Belge metni:
● ● ●

Geçen hafta kaleme almaya başladığım yazımda konu ile ilgili bazı basit ancak çok anlamlı genel örnekler vererek ülkemizdeki kamu yönetiminin verimsizliğini, keyfiliğini ve denetimsizliği vurgulamaya çalıştığım bu örneklerin yüzlercesini daha vermek mümkündür.
Bunlara karşılık olarak bazı ülkelerin uygulamalarına da atıfta bulunmak ve örnekler vermek suretiyle KKTC’ni yöneten gelmiş geçmiş hükümetlerin neden kamusal hizmetlerin hizmet kalitesini ve verimliliği artıramadıklarının nedenlerine cevaplar bulmaya çalıştım.
Gerek kamusal hizmetlerdeki verimsizliğin, kalitesizliğin ve hantallığın gerekse birçok kesimin hukukun üstünlüğü ilkesine gerektiği gibi uymamasının yarattığı sorunlara bir de denetimsizlik eklenirse KKTC’nin sosyo-ekonomik bakımından gelişmesinin olanaksız olduğuna da dikkat çekmeye çalıştım.

● ● ●

Bir veri kümesinden alıntı:
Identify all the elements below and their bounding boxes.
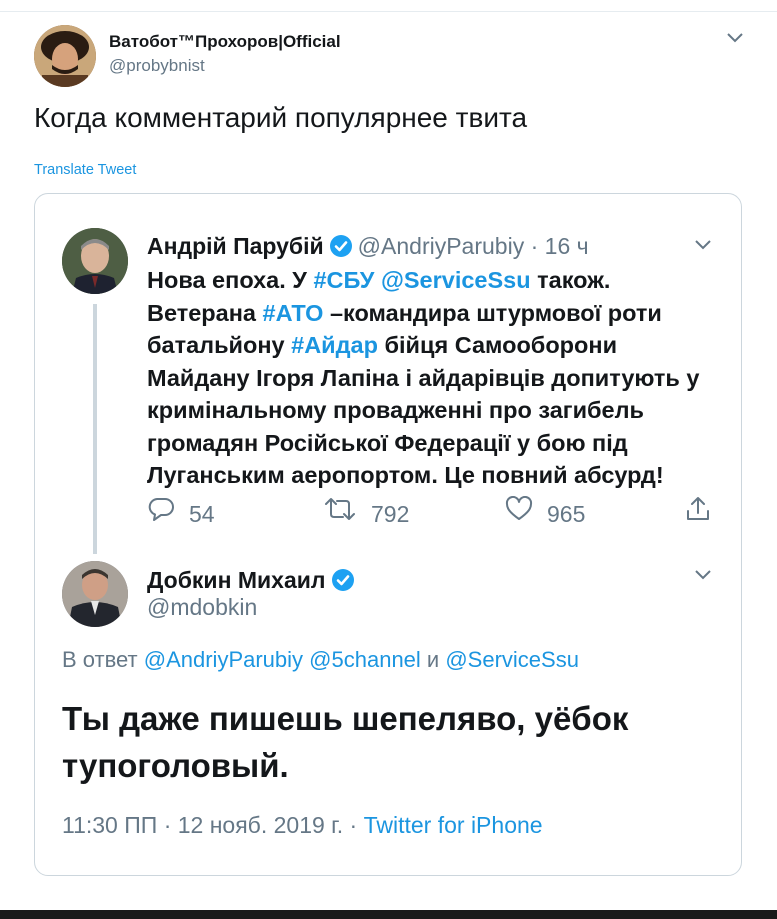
retweet-count: 792 bbox=[371, 500, 410, 527]
text-line: Ты даже пишешь шепеляво, уёбок bbox=[62, 700, 629, 737]
text-line: Луганським аеропортом. Це повний абсурд! bbox=[147, 459, 707, 492]
text-segment: Ветерана bbox=[147, 299, 263, 326]
avatar-photo bbox=[62, 561, 128, 627]
quoted-tweet-header: Андрій Парубій @AndriyParubiy · 16 ч bbox=[147, 229, 589, 263]
top-divider bbox=[0, 11, 777, 12]
replying-to-prefix: В ответ bbox=[62, 647, 144, 672]
hashtag-link[interactable]: #АТО bbox=[263, 300, 324, 326]
avatar-photo bbox=[62, 228, 128, 294]
reply-icon bbox=[147, 496, 175, 532]
quoted-author-name[interactable]: Андрій Парубій bbox=[147, 233, 324, 259]
text-segment: Нова епоха. У bbox=[147, 267, 314, 293]
mention-link[interactable]: @ServiceSsu bbox=[381, 267, 531, 293]
reply-author-name-text[interactable]: Добкин Михаил bbox=[147, 567, 326, 593]
share-button[interactable] bbox=[684, 494, 726, 530]
mention-link[interactable]: @5channel bbox=[309, 647, 421, 672]
bottom-bar bbox=[0, 910, 777, 919]
author-name[interactable]: Ватобот™Прохоров|Official bbox=[109, 32, 341, 52]
text-segment: кримінальному провадженні про загибель bbox=[147, 397, 644, 423]
mention-link[interactable]: @ServiceSsu bbox=[445, 647, 579, 672]
retweet-icon bbox=[323, 496, 357, 532]
quoted-tweet-text: Нова епоха. У #СБУ @ServiceSsu також. Вет… bbox=[147, 264, 707, 492]
verified-badge-icon bbox=[329, 235, 352, 257]
text-segment: громадян Російської Федерації у бою під bbox=[147, 429, 628, 456]
replying-to-line: В ответ @AndriyParubiy @5channel и @Serv… bbox=[62, 647, 579, 673]
reply-author-name: Добкин Михаил bbox=[147, 563, 360, 597]
text-segment: Майдану Ігоря Лапіна і айдарівців допиту… bbox=[147, 364, 700, 391]
translate-tweet-link[interactable]: Translate Tweet bbox=[34, 162, 136, 178]
like-button[interactable]: 965 bbox=[505, 494, 585, 530]
share-icon bbox=[684, 495, 712, 533]
tweet-text: Когда комментарий популярнее твита bbox=[34, 102, 528, 133]
retweet-button[interactable]: 792 bbox=[323, 494, 409, 530]
hashtag-link[interactable]: #СБУ bbox=[313, 267, 374, 293]
text-line: батальйону #Айдар бійця Самооборони bbox=[147, 329, 707, 362]
chevron-down-icon[interactable] bbox=[690, 563, 716, 589]
quoted-author-handle[interactable]: @AndriyParubiy bbox=[358, 233, 525, 259]
avatar[interactable] bbox=[62, 561, 128, 627]
text-line: громадян Російської Федерації у бою під bbox=[147, 427, 707, 460]
chevron-down-icon[interactable] bbox=[690, 233, 716, 259]
verified-badge-icon bbox=[331, 569, 354, 591]
text-line: Майдану Ігоря Лапіна і айдарівців допиту… bbox=[147, 362, 707, 395]
text-segment: також. bbox=[530, 267, 611, 293]
hashtag-link[interactable]: #Айдар bbox=[291, 332, 378, 358]
text-line: Ветерана #АТО –командира штурмової роти bbox=[147, 297, 707, 330]
text-segment: батальйону bbox=[147, 332, 292, 358]
text-line: кримінальному провадженні про загибель bbox=[147, 394, 707, 427]
tweet-timestamp[interactable]: 11:30 ПП · 12 нояб. 2019 г. · bbox=[62, 812, 364, 838]
reply-count: 54 bbox=[189, 500, 215, 527]
text-segment: бійця Самооборони bbox=[377, 332, 618, 358]
mention-link[interactable]: @AndriyParubiy bbox=[144, 647, 303, 672]
tweet-metadata: 11:30 ПП · 12 нояб. 2019 г. · Twitter fo… bbox=[62, 812, 543, 839]
text-line: тупоголовый. bbox=[62, 747, 289, 784]
author-handle[interactable]: @probybnist bbox=[109, 56, 205, 76]
text-segment: Луганським аеропортом. Це повний абсурд! bbox=[147, 462, 664, 488]
chevron-down-icon[interactable] bbox=[722, 28, 748, 50]
reply-tweet-text: Ты даже пишешь шепеляво, уёбок тупоголовы… bbox=[62, 695, 702, 789]
heart-icon bbox=[505, 495, 533, 532]
avatar[interactable] bbox=[34, 25, 96, 87]
avatar-photo bbox=[34, 25, 96, 87]
quoted-tweet-time[interactable]: 16 ч bbox=[545, 233, 589, 259]
thread-connector bbox=[93, 304, 97, 554]
text-segment: –командира штурмової роти bbox=[323, 299, 662, 326]
tweet-source-link[interactable]: Twitter for iPhone bbox=[364, 812, 543, 838]
like-count: 965 bbox=[547, 500, 586, 527]
avatar[interactable] bbox=[62, 228, 128, 294]
reply-button[interactable]: 54 bbox=[147, 494, 215, 530]
reply-author-handle[interactable]: @mdobkin bbox=[147, 594, 257, 621]
text-line: Нова епоха. У #СБУ @ServiceSsu також. bbox=[147, 264, 707, 297]
separator-dot: · bbox=[530, 233, 539, 259]
text-segment: и bbox=[420, 647, 446, 672]
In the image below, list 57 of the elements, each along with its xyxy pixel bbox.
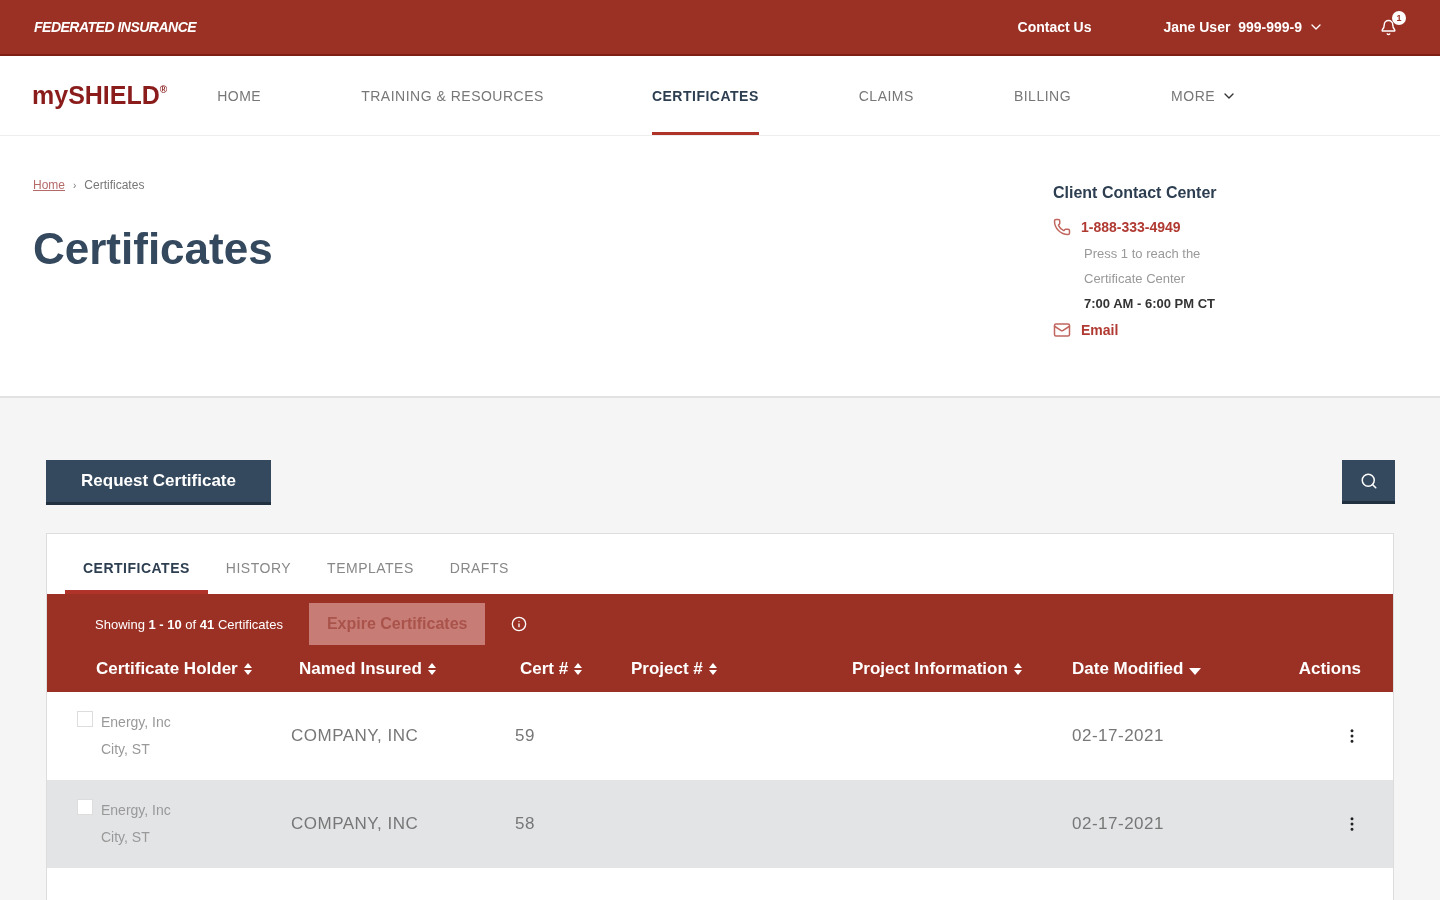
table-cell-text: 02-17-2021 [1072, 814, 1165, 834]
holder-location: City, ST [101, 828, 151, 847]
table-cell-text: 02-17-2021 [1072, 726, 1165, 746]
user-menu[interactable]: Jane User 999-999-9 [1163, 19, 1324, 35]
page-title: Certificates [33, 224, 274, 274]
column-header[interactable]: Actions [1295, 659, 1361, 679]
row-checkbox[interactable] [77, 799, 93, 815]
phone-link[interactable]: 1-888-333-4949 [1081, 219, 1181, 235]
phone-icon [1053, 218, 1071, 236]
contact-hours: 7:00 AM - 6:00 PM CT [1084, 296, 1216, 311]
holder-name: Energy, Inc [101, 801, 171, 820]
table-row[interactable]: Energy, Inc City, ST COMPANY, INC 58 02-17-2021 [47, 780, 1393, 868]
table-cell-text: COMPANY, INC [291, 726, 420, 746]
info-icon[interactable] [511, 616, 528, 632]
contact-link[interactable]: Contact Us [1017, 19, 1092, 35]
breadcrumb-link[interactable]: Home [33, 178, 65, 192]
holder-name: Energy, Inc [101, 713, 171, 732]
notification-badge: 1 [1392, 10, 1406, 25]
tab[interactable]: HISTORY [207, 560, 310, 594]
contact-note: Press 1 to reach the [1084, 246, 1202, 261]
nav-item[interactable]: TRAINING & RESOURCES [361, 56, 544, 135]
nav-item[interactable]: MORE [1171, 56, 1238, 135]
column-header[interactable]: Certificate Holder [77, 659, 291, 679]
results-summary: Showing 1 - 10 of 41 Certificates [95, 616, 283, 632]
sort-icon[interactable] [708, 663, 717, 675]
mail-icon [1053, 321, 1071, 339]
request-certificate-button[interactable]: Request Certificate [46, 460, 271, 505]
table-cell-text: COMPANY, INC [291, 814, 420, 834]
bell-icon[interactable] [1380, 18, 1397, 36]
sort-icon[interactable] [1013, 663, 1022, 675]
column-header[interactable]: Date Modified [1072, 659, 1295, 679]
column-header[interactable]: Cert # [515, 659, 631, 679]
logo[interactable]: mySHIELD® [32, 56, 168, 135]
email-link[interactable]: Email [1081, 322, 1119, 338]
nav-item[interactable]: CLAIMS [858, 56, 914, 135]
sort-icon[interactable] [574, 663, 583, 675]
table-cell-text: 59 [515, 726, 536, 746]
tab[interactable]: TEMPLATES [309, 560, 432, 594]
sort-icon[interactable] [427, 663, 436, 675]
table-cell-text: 58 [515, 814, 536, 834]
breadcrumb-separator: › [73, 179, 77, 191]
sort-icon[interactable] [243, 663, 252, 675]
holder-location: City, ST [101, 740, 151, 759]
tab[interactable]: DRAFTS [431, 560, 527, 594]
contact-note: Certificate Center [1084, 271, 1187, 286]
column-header[interactable]: Project Information [852, 659, 1072, 679]
nav-item[interactable]: HOME [217, 56, 262, 135]
column-header[interactable]: Project # [631, 659, 852, 679]
breadcrumb-current: Certificates [84, 178, 145, 192]
row-checkbox[interactable] [77, 711, 93, 727]
brand-logo[interactable]: FEDERATED INSURANCE [34, 19, 197, 35]
contact-title: Client Contact Center [1053, 184, 1218, 202]
search-button[interactable] [1342, 460, 1395, 504]
search-icon [1359, 471, 1378, 490]
sort-descending-icon[interactable] [1189, 667, 1202, 675]
nav-item[interactable]: BILLING [1013, 56, 1072, 135]
column-header[interactable]: Named Insured [291, 659, 515, 679]
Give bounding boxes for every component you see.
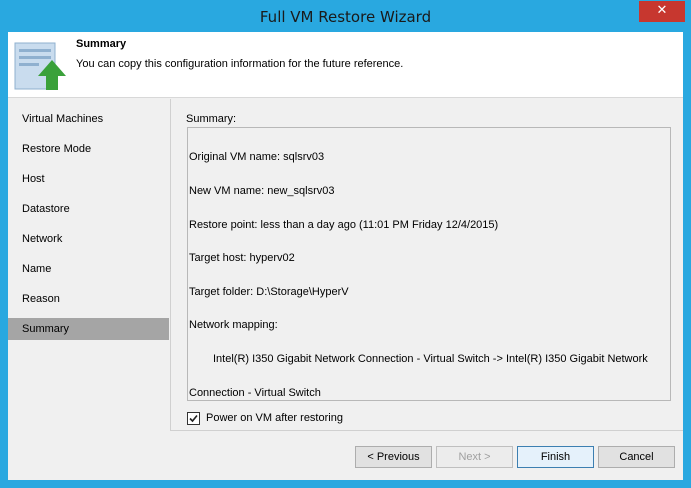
power-on-checkbox[interactable]: [187, 411, 200, 425]
summary-line: Connection - Virtual Switch: [189, 386, 321, 399]
next-button[interactable]: Next >: [436, 446, 513, 468]
summary-line: Restore point: less than a day ago (11:0…: [189, 218, 499, 231]
close-button[interactable]: ✕: [639, 1, 685, 22]
cancel-button[interactable]: Cancel: [598, 446, 675, 468]
wizard-steps-nav: Virtual Machines Restore Mode Host Datas…: [8, 99, 170, 480]
close-icon: ✕: [656, 3, 668, 18]
wizard-header: Summary You can copy this configuration …: [8, 32, 683, 98]
window-title: Full VM Restore Wizard: [259, 8, 432, 26]
summary-line: New VM name: new_sqlsrv03: [189, 185, 335, 198]
power-on-label: Power on VM after restoring: [206, 412, 343, 424]
nav-item-network[interactable]: Network: [8, 228, 169, 250]
footer-divider: [170, 430, 683, 431]
nav-item-name[interactable]: Name: [8, 258, 169, 280]
nav-item-host[interactable]: Host: [8, 168, 169, 190]
power-on-option[interactable]: Power on VM after restoring: [187, 410, 343, 426]
wizard-content: Summary You can copy this configuration …: [8, 32, 683, 480]
summary-line: Original VM name: sqlsrv03: [189, 151, 325, 164]
step-description: You can copy this configuration informat…: [76, 58, 404, 70]
nav-item-summary[interactable]: Summary: [8, 318, 169, 340]
wizard-window: Full VM Restore Wizard ✕ Summary You can…: [0, 0, 691, 488]
summary-line: Network mapping:: [189, 319, 278, 332]
nav-item-restore-mode[interactable]: Restore Mode: [8, 138, 169, 160]
summary-line: Target host: hyperv02: [189, 252, 295, 265]
step-title: Summary: [76, 38, 127, 50]
restore-summary-icon: [14, 40, 68, 92]
checkmark-icon: [189, 414, 198, 422]
summary-label: Summary:: [186, 113, 237, 125]
summary-line: Intel(R) I350 Gigabit Network Connection…: [213, 353, 648, 366]
summary-textbox[interactable]: Original VM name: sqlsrv03 New VM name: …: [187, 127, 671, 401]
nav-item-datastore[interactable]: Datastore: [8, 198, 169, 220]
summary-line: Target folder: D:\Storage\HyperV: [189, 285, 349, 298]
summary-panel: Summary: Original VM name: sqlsrv03 New …: [171, 99, 683, 430]
title-bar[interactable]: Full VM Restore Wizard ✕: [1, 1, 690, 32]
previous-button[interactable]: < Previous: [355, 446, 432, 468]
finish-button[interactable]: Finish: [517, 446, 594, 468]
nav-item-reason[interactable]: Reason: [8, 288, 169, 310]
nav-item-virtual-machines[interactable]: Virtual Machines: [8, 108, 169, 130]
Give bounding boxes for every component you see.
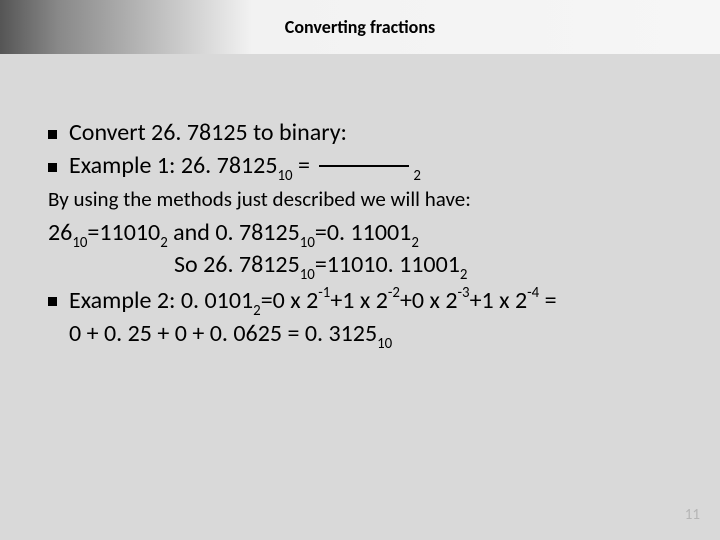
result-line: 2610=110102 and 0. 7812510=0. 110012	[34, 218, 686, 251]
superscript: -1	[318, 283, 330, 301]
text: +1 x 2	[330, 286, 388, 315]
blank-line	[319, 165, 409, 167]
text: =11010	[87, 218, 160, 247]
text: So 26. 78125	[174, 250, 300, 279]
bullet-item: Example 2: 0. 01012=0 x 2-1+1 x 2-2+0 x …	[34, 285, 686, 352]
bullet-marker	[48, 130, 57, 139]
superscript: -4	[527, 283, 539, 301]
subscript: 10	[277, 166, 292, 184]
bullet-item: Convert 26. 78125 to binary:	[34, 118, 686, 149]
text: Example 2: 0. 0101	[69, 286, 253, 315]
subscript: 2	[413, 166, 421, 184]
text: =	[293, 151, 316, 180]
text: +0 x 2	[400, 286, 458, 315]
note-text: By using the methods just described we w…	[34, 186, 686, 212]
superscript: -2	[388, 283, 400, 301]
subscript: 10	[72, 233, 87, 251]
slide: Converting fractions Convert 26. 78125 t…	[0, 0, 720, 540]
subscript: 10	[377, 334, 392, 352]
page-number: 11	[685, 506, 700, 524]
text: =0. 11001	[315, 218, 411, 247]
text: 26	[48, 218, 72, 247]
subscript: 2	[253, 301, 261, 319]
bullet-text: Convert 26. 78125 to binary:	[69, 118, 347, 149]
text: Example 1: 26. 78125	[69, 151, 277, 180]
text: =0 x 2	[261, 286, 319, 315]
text: =	[539, 286, 556, 315]
subscript: 10	[300, 265, 315, 283]
superscript: -3	[457, 283, 469, 301]
text: +1 x 2	[470, 286, 528, 315]
title-bar: Converting fractions	[0, 0, 720, 54]
bullet-item: Example 1: 26. 7812510 = 2	[34, 151, 686, 184]
text: and 0. 78125	[168, 218, 300, 247]
bullet-marker	[48, 297, 57, 306]
bullet-marker	[48, 163, 57, 172]
result-line: So 26. 7812510=11010. 110012	[34, 250, 686, 283]
subscript: 10	[300, 233, 315, 251]
subscript: 2	[160, 233, 168, 251]
slide-content: Convert 26. 78125 to binary: Example 1: …	[34, 118, 686, 354]
text: =11010. 11001	[315, 250, 460, 279]
subscript: 2	[411, 233, 419, 251]
text: 0 + 0. 25 + 0 + 0. 0625 = 0. 3125	[69, 319, 377, 348]
bullet-text: Example 2: 0. 01012=0 x 2-1+1 x 2-2+0 x …	[69, 285, 557, 352]
bullet-text: Example 1: 26. 7812510 = 2	[69, 151, 421, 184]
subscript: 2	[460, 265, 468, 283]
slide-title: Converting fractions	[285, 16, 435, 38]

● ● ●

İstenenler:
(1) Kamu yönetimi yazısına göre aşağıdaki soruları yanıtlayın.
(a) Verilen örneklerle ülkedeki kamu yönetiminin hangi üç özelliği vurgulanmaya çalışılmıştır?
(b) KKTC'yi yöneten hükümetlerin kamusal hizmetlerde neyi artıramadıklarının nedenleri araştırılmıştır?
(c) Denetimsizlik de eklendiğinde KKTC'nin hangi bakımdan gelişmesinin olanaksız olduğu belirtilmektedir?
(2) Kamu yönetimi yazısında "Geçen hafta kaleme" ve "dikkat çekmeye çalıştım." ifadeleri arasında kalan bölümü, bu iki ifade de dahil olmak üzere aynen yeniden yazın.
Buradaki verilerin kamu yönetimi yazısıyla hiçbir ilgisi yoktur.

Yanıtlar:
(1)
(a) Verimsizliği, keyfiliği ve denetimsizliği.
(b) Hizmet kalitesini ve verimliliği.
(c) Sosyo-ekonomik bakımdan.

(2)
Geçen hafta kaleme almaya başladığım yazımda konu ile ilgili bazı basit ancak çok anlamlı genel örnekler vererek ülkemizdeki kamu yönetiminin verimsizliğini, keyfiliğini ve denetimsizliği vurgulamaya çalıştığım bu örneklerin yüzlercesini daha vermek mümkündür.
Bunlara karşılık olarak bazı ülkelerin uygulamalarına da atıfta bulunmak ve örnekler vermek suretiyle KKTC’ni yöneten gelmiş geçmiş hükümetlerin neden kamusal hizmetlerin hizmet kalitesini ve verimliliği artıramadıklarının nedenlerine cevaplar bulmaya çalıştım.
Gerek kamusal hizmetlerdeki verimsizliğin, kalitesizliğin ve hantallığın gerekse birçok kesimin hukukun üstünlüğü ilkesine gerektiği gibi uymamasının yarattığı sorunlara bir de denetimsizlik eklenirse KKTC’nin sosyo-ekonomik bakımından gelişmesinin olanaksız olduğuna da dikkat çekmeye çalıştım.